### WHAT YOU SHOULD DO
Review the material line by line. Identify and copy every line that contains the string "Música".

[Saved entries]
-----

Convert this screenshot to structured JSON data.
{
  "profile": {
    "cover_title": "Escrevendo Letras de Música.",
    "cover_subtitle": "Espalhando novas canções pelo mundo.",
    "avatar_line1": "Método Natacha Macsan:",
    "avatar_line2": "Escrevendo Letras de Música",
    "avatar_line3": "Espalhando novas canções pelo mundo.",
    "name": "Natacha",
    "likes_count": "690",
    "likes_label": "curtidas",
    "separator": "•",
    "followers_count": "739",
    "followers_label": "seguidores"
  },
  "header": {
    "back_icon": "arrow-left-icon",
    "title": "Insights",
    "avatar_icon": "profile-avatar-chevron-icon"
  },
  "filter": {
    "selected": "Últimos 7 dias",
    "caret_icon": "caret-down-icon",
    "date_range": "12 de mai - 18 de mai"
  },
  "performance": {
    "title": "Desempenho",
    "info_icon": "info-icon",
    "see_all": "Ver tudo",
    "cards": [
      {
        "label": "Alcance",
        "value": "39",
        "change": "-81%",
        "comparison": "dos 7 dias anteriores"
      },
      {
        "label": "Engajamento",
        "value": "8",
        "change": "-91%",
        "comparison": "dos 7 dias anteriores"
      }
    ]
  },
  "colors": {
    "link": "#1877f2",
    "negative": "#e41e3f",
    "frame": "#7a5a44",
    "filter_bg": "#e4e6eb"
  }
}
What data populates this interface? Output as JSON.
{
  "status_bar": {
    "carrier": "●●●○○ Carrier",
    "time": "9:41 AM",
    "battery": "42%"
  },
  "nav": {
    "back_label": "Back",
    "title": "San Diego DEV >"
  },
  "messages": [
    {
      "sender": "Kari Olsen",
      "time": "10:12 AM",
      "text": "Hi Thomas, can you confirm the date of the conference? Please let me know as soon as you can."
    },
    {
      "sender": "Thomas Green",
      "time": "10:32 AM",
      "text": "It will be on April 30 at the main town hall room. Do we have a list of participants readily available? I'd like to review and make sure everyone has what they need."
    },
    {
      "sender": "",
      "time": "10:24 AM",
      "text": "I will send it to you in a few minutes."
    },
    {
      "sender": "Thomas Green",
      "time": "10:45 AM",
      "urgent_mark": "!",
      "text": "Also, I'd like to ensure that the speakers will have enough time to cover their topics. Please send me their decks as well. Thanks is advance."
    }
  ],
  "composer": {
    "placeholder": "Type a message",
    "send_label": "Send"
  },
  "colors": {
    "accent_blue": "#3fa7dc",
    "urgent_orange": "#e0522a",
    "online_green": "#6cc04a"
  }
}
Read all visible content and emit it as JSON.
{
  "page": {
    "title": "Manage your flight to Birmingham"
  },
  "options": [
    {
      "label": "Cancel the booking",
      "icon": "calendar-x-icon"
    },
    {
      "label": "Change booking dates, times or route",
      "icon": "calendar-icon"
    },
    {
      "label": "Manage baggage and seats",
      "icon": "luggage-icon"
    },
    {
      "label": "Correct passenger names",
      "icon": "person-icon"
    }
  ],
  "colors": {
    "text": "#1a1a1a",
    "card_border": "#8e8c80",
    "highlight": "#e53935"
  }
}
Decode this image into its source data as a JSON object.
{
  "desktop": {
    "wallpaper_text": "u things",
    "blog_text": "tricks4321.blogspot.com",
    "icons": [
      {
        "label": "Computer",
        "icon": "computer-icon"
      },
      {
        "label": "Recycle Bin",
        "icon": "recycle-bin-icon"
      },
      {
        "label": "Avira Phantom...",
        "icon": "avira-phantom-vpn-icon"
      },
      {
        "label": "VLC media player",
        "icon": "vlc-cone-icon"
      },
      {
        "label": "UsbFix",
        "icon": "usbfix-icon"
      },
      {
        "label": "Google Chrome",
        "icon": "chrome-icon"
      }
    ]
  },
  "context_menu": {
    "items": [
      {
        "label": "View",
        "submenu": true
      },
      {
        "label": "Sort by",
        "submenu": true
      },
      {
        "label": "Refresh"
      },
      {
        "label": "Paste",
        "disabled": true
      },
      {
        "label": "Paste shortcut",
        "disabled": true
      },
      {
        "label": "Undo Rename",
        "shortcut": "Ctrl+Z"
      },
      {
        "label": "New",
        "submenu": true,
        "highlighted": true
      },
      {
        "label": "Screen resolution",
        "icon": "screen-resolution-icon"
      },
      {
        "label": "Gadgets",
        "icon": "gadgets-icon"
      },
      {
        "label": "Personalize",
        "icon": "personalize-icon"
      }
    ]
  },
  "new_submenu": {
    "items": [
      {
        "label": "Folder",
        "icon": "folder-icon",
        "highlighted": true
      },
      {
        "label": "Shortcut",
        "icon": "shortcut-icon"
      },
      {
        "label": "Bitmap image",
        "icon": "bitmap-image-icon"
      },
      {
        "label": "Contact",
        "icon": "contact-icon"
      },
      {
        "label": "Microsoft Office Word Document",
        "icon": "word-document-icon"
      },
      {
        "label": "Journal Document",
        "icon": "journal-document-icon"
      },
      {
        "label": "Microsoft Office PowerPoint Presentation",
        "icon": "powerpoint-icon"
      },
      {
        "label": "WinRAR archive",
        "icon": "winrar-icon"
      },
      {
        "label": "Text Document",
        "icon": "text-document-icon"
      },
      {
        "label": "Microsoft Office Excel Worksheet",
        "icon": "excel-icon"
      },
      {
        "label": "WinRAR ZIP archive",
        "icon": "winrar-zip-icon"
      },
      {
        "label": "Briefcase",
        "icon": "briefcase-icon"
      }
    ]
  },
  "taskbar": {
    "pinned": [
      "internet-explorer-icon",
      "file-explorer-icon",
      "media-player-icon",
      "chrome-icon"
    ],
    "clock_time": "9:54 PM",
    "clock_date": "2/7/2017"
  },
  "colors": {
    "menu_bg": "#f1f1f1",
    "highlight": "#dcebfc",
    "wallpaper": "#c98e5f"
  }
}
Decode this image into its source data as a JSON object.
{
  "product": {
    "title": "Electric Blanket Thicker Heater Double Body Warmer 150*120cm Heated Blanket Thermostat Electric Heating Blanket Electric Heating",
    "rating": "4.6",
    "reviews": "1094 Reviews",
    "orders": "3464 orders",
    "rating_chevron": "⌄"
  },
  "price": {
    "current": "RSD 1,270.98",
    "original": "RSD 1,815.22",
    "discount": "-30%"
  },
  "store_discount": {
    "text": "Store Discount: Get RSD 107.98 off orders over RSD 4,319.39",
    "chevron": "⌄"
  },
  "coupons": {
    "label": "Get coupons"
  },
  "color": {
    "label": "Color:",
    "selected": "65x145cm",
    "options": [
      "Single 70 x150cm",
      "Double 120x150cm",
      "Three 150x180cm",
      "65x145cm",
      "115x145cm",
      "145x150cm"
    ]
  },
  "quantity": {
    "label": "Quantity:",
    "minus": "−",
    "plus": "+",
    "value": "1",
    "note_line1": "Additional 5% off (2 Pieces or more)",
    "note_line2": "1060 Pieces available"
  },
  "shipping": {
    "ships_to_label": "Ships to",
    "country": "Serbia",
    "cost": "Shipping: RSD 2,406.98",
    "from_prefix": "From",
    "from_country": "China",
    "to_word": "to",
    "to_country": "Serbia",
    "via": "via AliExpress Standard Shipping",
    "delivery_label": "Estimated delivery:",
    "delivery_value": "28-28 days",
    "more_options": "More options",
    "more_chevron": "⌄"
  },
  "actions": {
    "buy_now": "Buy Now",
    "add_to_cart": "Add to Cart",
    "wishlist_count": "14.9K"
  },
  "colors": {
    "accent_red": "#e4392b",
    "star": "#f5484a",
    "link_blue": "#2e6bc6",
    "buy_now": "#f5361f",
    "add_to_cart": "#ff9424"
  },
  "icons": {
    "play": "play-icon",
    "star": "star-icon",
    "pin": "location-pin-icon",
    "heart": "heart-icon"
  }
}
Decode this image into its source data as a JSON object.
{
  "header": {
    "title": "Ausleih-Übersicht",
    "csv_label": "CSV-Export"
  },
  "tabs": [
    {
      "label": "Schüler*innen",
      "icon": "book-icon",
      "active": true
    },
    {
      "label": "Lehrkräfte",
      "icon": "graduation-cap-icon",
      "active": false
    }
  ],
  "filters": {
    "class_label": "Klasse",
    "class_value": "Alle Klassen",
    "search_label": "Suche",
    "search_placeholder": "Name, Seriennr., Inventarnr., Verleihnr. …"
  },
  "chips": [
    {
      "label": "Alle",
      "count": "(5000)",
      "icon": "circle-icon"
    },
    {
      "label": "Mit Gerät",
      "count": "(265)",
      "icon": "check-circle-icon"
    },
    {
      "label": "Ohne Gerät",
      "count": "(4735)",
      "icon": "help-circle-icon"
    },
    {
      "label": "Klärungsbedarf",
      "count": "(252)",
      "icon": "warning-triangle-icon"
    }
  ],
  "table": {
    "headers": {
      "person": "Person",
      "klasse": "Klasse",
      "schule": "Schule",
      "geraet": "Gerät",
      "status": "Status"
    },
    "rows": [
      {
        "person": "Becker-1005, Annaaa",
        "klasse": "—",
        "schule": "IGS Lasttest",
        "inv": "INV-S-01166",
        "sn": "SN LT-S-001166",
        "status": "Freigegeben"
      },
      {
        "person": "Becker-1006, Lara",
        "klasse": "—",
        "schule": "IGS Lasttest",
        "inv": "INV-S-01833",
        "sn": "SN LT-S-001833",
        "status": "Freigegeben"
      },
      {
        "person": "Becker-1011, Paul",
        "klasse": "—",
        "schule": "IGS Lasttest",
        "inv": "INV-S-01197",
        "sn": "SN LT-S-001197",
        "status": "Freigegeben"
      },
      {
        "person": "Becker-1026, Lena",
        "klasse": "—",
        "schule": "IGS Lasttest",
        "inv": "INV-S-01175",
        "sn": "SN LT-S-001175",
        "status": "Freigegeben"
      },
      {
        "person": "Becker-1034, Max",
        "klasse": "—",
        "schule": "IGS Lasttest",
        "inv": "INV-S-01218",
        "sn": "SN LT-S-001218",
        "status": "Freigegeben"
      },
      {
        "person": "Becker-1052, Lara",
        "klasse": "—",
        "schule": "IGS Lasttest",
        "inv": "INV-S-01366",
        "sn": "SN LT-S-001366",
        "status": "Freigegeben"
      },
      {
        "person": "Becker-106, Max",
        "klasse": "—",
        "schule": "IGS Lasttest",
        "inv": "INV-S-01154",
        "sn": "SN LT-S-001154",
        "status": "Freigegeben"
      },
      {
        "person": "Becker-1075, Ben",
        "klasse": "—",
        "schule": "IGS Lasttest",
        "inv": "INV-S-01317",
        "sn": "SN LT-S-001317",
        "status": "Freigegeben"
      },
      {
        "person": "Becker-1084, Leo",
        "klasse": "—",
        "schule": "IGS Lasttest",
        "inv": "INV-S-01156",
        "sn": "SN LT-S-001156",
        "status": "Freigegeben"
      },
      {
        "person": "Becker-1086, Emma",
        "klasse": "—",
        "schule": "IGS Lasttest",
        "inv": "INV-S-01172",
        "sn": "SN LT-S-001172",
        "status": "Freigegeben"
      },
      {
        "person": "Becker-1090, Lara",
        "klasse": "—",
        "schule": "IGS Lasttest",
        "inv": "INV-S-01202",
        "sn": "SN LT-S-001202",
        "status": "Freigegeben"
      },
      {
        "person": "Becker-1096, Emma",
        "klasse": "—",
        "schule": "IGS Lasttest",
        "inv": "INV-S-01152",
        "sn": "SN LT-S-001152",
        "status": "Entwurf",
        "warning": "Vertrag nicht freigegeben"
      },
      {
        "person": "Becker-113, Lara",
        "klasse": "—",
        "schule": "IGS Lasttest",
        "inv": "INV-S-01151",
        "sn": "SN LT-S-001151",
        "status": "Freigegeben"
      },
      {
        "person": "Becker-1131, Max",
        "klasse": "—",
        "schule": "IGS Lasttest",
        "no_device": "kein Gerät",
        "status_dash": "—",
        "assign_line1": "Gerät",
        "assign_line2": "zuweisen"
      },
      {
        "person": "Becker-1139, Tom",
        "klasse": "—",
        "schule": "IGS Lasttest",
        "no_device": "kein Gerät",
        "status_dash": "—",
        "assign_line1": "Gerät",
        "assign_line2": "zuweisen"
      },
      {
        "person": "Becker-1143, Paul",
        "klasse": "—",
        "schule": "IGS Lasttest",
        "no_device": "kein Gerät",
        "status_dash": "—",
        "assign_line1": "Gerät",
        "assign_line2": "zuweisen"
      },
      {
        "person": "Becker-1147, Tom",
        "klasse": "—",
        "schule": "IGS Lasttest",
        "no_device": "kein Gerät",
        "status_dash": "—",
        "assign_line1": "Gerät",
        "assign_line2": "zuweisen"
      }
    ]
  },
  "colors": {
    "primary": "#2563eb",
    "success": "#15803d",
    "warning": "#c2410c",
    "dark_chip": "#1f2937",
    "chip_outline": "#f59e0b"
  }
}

-----

### EXERCISE RESULT
    "cover_title": "Escrevendo Letras de Música.",
    "avatar_line2": "Escrevendo Letras de Música",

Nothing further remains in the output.